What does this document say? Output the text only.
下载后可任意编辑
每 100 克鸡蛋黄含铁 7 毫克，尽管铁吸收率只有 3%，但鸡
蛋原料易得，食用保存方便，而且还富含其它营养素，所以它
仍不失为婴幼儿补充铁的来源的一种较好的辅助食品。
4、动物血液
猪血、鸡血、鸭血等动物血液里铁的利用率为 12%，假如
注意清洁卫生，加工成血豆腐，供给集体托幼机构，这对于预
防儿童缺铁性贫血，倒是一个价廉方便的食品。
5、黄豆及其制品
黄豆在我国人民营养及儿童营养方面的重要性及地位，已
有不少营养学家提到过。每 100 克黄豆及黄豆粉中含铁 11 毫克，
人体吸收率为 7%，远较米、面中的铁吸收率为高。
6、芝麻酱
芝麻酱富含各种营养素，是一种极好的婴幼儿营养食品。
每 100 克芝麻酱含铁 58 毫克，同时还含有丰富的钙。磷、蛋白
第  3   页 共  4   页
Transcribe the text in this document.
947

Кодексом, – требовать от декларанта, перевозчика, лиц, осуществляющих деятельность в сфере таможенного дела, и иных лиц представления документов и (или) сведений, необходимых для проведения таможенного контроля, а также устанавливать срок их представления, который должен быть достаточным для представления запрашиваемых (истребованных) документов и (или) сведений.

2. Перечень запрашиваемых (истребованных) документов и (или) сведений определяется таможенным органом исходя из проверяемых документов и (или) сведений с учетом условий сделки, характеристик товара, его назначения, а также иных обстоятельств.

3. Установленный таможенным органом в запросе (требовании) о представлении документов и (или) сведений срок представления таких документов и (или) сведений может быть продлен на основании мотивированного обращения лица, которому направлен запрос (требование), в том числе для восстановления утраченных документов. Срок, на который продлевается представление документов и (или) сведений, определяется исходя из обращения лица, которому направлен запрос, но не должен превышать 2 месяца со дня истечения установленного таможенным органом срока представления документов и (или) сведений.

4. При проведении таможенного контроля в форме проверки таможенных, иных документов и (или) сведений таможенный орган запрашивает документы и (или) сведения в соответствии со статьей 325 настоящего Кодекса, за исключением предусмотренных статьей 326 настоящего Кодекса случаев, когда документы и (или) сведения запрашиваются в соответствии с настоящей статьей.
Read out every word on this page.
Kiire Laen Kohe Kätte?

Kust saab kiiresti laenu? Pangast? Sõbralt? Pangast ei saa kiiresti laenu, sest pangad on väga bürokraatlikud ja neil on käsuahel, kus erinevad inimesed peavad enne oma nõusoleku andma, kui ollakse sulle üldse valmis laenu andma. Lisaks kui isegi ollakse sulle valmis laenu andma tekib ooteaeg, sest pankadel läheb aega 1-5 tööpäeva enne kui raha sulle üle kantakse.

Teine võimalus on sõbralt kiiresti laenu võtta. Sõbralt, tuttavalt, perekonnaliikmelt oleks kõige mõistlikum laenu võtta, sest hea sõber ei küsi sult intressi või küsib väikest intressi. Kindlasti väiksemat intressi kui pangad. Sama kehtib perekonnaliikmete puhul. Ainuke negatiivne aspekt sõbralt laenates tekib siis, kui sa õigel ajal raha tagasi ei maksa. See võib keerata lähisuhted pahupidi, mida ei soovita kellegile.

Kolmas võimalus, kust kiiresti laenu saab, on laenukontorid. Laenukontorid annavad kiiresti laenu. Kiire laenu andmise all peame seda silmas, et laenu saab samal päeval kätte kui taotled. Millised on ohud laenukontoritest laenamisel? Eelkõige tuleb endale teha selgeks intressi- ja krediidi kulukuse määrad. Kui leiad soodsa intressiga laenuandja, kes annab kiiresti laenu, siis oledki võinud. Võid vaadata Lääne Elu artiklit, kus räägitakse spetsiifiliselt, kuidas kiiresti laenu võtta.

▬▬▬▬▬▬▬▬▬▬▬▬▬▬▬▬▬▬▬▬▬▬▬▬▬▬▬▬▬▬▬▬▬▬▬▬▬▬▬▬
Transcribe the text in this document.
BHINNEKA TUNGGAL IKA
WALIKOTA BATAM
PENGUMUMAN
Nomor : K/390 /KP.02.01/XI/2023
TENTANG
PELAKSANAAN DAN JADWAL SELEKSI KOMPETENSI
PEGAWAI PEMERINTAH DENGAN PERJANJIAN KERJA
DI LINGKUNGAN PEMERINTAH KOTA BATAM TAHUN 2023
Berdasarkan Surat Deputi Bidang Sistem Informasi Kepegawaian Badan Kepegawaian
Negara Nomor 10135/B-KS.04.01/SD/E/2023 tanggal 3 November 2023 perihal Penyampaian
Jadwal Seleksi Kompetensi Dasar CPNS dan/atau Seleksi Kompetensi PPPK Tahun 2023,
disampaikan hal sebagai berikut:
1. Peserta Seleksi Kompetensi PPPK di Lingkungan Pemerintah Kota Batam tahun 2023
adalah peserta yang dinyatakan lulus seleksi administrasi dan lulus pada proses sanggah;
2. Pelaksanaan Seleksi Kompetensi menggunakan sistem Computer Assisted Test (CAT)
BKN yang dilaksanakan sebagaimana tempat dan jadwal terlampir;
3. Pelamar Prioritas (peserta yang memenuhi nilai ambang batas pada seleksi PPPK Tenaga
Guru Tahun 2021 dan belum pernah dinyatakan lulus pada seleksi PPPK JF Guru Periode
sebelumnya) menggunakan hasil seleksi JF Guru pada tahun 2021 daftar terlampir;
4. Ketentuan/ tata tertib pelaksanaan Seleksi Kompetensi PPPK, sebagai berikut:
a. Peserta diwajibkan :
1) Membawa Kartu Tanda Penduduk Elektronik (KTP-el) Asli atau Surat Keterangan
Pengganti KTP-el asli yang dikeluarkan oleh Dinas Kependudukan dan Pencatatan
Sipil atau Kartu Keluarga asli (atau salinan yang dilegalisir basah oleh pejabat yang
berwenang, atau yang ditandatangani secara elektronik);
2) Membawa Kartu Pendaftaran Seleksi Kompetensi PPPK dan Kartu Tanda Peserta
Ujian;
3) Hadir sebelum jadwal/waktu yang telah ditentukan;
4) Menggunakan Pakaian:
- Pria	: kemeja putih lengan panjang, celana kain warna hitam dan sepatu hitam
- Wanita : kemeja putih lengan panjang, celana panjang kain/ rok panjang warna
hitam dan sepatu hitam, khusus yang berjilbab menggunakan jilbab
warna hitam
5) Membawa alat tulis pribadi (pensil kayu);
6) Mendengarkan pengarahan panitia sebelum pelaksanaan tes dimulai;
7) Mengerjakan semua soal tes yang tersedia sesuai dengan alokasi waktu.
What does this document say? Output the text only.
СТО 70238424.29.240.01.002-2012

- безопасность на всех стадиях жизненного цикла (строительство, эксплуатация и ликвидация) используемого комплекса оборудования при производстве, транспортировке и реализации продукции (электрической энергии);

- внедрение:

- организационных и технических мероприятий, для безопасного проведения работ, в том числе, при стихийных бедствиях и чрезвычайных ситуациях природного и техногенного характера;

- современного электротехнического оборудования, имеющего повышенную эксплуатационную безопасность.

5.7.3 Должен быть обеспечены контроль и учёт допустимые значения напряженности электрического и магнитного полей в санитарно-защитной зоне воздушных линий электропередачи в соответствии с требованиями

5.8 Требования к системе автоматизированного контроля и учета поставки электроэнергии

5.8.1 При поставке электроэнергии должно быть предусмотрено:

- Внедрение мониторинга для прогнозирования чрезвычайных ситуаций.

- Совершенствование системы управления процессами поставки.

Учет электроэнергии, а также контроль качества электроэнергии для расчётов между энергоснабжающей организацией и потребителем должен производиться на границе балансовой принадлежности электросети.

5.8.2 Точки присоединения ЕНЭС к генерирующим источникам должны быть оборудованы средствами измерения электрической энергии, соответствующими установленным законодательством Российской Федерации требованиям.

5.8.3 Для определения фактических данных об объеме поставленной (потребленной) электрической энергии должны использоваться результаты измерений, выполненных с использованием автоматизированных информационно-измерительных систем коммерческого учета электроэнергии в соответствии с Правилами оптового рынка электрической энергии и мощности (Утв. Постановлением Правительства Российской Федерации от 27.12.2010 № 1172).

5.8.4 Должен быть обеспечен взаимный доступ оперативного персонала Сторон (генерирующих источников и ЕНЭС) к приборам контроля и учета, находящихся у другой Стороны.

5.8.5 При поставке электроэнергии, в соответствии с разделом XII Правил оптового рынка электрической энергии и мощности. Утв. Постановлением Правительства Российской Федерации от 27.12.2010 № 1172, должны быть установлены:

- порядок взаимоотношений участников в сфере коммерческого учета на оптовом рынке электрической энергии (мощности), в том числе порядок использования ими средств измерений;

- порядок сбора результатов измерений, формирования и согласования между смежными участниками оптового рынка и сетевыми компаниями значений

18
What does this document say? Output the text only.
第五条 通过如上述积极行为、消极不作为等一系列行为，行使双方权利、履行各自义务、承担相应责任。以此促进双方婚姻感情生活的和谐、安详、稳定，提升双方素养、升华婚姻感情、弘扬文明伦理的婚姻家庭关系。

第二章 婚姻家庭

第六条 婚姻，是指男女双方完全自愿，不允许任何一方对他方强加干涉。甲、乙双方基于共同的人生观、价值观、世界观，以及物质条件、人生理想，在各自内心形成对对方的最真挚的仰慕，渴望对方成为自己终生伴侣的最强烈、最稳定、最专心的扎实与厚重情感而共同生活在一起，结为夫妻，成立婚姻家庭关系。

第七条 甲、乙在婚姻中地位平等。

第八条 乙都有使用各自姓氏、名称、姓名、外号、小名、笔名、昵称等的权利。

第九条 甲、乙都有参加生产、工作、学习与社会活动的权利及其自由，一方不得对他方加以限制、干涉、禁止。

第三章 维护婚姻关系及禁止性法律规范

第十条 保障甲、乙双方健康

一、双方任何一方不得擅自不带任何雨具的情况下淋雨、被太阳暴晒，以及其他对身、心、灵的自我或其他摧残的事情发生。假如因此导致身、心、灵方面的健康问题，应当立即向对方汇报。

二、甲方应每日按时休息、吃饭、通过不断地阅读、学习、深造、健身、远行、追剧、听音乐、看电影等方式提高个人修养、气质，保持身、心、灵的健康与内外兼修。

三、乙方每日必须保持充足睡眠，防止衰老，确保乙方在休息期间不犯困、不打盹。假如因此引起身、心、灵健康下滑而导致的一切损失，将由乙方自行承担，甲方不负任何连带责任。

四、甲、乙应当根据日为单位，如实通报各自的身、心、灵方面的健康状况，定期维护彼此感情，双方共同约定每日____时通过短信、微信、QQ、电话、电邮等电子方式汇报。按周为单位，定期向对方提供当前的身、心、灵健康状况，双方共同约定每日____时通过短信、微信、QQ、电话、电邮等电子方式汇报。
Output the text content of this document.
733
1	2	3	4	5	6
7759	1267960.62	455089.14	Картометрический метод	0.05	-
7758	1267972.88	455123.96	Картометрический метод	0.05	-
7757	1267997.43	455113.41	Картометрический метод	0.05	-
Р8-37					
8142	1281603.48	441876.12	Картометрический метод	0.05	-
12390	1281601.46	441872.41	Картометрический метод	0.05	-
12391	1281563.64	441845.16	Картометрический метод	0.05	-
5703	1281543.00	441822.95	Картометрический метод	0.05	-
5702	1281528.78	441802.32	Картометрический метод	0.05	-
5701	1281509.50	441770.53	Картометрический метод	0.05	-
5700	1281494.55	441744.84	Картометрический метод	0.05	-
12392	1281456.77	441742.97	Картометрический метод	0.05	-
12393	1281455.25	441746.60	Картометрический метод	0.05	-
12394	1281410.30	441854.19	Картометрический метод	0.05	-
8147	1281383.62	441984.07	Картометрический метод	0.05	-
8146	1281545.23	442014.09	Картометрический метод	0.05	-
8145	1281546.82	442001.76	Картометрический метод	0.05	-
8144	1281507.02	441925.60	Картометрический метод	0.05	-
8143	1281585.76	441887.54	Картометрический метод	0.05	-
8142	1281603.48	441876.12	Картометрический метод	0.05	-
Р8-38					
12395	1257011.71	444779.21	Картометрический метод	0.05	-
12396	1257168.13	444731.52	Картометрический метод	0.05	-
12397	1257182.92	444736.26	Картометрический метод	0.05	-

» PROBLEM DETAILS
Show, from the material above, each line that includes the string "мощности".

» TASK RESPONSE
5.8.3 Для определения фактических данных об объеме поставленной (потребленной) электрической энергии должны использоваться результаты измерений, выполненных с использованием автоматизированных информационно-измерительных систем коммерческого учета электроэнергии в соответствии с Правилами оптового рынка электрической энергии и мощности (Утв. Постановлением Правительства Российской Федерации от 27.12.2010 № 1172).
5.8.5 При поставке электроэнергии, в соответствии с разделом XII Правил оптового рынка электрической энергии и мощности. Утв. Постановлением Правительства Российской Федерации от 27.12.2010 № 1172, должны быть установлены:
- порядок взаимоотношений участников в сфере коммерческого учета на оптовом рынке электрической энергии (мощности), в том числе порядок использования ими средств измерений;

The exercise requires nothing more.